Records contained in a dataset
_ _ _ _ _

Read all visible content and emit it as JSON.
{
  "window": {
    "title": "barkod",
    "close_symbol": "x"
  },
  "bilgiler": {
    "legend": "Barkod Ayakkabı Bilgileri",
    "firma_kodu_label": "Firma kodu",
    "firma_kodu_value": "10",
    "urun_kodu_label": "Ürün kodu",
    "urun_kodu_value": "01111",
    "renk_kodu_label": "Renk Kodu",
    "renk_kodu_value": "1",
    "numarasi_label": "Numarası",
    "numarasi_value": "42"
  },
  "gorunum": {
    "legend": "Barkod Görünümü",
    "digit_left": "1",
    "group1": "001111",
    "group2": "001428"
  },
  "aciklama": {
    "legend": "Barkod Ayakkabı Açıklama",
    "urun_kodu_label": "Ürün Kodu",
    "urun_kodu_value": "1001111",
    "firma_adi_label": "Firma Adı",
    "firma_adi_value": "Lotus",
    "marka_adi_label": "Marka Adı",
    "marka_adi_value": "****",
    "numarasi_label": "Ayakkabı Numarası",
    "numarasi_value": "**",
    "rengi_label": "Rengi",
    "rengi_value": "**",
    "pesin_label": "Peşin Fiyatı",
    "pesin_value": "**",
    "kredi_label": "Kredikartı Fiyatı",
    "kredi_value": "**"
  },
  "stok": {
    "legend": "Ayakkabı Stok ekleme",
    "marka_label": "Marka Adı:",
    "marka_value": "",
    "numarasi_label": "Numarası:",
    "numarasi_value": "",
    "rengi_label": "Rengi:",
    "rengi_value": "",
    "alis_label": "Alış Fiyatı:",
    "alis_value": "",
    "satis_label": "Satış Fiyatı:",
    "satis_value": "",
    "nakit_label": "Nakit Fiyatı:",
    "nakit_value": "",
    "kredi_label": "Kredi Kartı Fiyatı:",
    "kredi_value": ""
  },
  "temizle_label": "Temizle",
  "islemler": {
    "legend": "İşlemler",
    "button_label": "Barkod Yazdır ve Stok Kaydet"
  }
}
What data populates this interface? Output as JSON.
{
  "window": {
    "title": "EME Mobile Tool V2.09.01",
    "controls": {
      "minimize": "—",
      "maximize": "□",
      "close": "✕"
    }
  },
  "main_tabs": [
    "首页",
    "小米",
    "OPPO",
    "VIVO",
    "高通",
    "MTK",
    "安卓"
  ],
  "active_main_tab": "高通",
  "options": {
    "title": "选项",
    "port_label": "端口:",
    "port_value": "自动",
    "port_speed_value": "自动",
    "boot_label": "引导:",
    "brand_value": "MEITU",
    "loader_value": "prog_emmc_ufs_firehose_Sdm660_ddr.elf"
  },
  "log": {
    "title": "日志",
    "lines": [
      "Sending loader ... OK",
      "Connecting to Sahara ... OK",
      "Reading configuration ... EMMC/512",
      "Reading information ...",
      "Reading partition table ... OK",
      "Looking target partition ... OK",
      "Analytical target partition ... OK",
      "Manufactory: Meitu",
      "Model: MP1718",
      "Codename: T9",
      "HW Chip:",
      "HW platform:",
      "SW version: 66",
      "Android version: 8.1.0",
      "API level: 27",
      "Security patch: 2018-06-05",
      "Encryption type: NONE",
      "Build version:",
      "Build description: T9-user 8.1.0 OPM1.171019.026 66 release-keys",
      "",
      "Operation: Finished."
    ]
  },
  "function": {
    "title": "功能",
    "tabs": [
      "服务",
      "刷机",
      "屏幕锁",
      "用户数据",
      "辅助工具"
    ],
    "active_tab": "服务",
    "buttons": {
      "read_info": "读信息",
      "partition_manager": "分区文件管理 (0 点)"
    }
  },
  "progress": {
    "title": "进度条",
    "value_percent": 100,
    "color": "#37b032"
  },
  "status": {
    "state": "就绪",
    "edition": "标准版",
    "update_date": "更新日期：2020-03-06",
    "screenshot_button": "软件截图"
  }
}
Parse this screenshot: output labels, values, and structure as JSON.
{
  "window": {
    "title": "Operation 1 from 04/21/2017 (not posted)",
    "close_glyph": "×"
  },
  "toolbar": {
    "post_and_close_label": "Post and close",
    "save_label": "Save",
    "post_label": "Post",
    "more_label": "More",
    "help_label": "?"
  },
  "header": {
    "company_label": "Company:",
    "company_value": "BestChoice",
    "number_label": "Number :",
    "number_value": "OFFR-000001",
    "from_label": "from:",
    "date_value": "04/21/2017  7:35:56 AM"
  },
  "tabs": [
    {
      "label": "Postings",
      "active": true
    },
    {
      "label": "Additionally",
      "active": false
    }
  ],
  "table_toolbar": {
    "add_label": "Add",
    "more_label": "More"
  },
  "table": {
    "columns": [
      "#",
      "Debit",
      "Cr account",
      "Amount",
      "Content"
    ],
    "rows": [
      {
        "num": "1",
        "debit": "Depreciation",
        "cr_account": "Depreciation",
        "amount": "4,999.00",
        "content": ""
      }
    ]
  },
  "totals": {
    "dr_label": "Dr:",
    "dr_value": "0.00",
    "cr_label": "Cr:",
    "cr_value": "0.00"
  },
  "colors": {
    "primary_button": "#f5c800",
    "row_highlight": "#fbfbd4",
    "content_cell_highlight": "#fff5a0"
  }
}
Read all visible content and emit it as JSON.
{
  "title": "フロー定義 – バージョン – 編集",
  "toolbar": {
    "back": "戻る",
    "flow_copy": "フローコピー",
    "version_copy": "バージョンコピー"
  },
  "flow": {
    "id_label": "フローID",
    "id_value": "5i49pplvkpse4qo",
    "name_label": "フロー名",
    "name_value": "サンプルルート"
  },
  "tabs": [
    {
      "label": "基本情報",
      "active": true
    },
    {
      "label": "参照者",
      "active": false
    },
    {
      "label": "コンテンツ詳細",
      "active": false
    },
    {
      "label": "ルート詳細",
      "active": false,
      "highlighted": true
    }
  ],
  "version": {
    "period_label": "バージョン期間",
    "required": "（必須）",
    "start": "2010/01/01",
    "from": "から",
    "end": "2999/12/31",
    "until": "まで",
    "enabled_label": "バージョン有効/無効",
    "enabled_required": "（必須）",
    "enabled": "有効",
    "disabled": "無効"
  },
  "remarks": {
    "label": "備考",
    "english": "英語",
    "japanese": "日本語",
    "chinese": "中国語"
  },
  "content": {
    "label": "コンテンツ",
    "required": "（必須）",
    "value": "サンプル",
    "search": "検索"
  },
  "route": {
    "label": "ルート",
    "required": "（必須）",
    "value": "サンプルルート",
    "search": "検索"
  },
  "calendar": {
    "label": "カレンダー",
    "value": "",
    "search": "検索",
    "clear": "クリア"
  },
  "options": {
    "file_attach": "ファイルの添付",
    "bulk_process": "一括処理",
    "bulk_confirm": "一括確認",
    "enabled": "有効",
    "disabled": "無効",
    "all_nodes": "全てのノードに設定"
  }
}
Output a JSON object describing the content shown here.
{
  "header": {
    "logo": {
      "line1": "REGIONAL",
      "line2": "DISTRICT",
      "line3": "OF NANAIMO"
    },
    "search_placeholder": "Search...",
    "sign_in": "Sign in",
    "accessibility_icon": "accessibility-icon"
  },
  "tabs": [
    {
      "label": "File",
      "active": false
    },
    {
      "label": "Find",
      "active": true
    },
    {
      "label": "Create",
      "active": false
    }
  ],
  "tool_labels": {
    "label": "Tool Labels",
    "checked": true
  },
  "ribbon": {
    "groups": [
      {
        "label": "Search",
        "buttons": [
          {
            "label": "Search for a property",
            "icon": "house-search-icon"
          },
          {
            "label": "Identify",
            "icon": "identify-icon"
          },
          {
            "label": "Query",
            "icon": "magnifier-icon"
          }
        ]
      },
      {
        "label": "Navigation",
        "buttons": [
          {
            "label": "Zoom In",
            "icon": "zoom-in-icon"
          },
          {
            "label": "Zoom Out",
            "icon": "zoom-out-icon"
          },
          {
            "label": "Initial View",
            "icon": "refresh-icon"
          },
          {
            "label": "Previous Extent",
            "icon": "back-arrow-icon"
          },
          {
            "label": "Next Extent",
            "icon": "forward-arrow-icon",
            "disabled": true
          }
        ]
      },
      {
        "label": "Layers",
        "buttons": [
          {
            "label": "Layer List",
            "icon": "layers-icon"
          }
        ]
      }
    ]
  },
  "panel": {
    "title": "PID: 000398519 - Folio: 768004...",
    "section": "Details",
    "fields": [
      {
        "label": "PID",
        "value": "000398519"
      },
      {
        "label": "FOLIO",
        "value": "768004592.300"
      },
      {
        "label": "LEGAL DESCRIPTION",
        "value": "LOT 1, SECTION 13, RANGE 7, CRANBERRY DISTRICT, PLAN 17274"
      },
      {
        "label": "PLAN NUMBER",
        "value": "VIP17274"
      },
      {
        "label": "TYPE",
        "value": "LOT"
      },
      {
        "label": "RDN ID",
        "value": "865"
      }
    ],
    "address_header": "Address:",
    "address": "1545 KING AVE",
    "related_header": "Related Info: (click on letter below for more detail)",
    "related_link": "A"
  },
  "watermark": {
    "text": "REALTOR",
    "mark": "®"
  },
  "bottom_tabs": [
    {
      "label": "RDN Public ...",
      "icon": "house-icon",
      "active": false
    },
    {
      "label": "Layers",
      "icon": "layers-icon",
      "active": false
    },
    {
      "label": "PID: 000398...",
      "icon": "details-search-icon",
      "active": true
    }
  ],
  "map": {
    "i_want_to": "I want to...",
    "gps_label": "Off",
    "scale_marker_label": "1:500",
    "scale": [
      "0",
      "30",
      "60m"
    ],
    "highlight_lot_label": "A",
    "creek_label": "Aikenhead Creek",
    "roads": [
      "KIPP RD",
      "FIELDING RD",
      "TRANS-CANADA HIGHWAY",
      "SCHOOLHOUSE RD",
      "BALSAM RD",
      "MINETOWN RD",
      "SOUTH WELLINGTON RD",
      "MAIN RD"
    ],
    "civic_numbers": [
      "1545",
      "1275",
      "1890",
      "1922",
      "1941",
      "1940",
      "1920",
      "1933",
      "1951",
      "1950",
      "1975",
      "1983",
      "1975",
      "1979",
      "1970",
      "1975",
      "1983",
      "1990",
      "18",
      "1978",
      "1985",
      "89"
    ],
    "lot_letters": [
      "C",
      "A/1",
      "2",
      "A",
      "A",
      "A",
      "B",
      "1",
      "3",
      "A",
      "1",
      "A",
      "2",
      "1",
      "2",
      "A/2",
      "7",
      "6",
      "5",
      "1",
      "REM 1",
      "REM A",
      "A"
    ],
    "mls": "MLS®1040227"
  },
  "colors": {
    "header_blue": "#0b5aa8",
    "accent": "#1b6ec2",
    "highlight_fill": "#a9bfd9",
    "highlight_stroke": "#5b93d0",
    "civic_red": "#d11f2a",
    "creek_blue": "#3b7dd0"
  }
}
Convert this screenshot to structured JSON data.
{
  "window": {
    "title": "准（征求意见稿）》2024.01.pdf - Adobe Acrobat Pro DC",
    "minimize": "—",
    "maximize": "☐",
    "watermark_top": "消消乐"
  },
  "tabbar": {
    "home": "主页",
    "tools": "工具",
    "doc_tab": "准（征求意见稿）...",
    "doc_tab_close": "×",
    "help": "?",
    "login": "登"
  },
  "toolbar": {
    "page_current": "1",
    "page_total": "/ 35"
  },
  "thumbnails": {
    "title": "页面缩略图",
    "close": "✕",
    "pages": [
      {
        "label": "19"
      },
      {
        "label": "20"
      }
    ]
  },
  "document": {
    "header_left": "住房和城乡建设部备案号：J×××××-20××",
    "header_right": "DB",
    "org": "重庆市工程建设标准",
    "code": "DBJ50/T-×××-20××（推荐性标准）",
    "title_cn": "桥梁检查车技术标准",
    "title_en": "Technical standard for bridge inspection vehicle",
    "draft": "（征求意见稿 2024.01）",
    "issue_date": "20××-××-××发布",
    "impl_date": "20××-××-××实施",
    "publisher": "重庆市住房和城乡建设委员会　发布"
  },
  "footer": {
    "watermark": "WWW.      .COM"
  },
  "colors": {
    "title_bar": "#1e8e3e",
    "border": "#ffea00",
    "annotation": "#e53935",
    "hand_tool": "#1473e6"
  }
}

_ _ _ _ _

=== The task ===
Scan the material above. Copy each line that holds the word "JSON".

=== Full output ===
Read all visible content and emit it as JSON.
What data populates this interface? Output as JSON.
Parse this screenshot: output labels, values, and structure as JSON.
Read all visible content and emit it as JSON.
Output a JSON object describing the content shown here.
Convert this screenshot to structured JSON data.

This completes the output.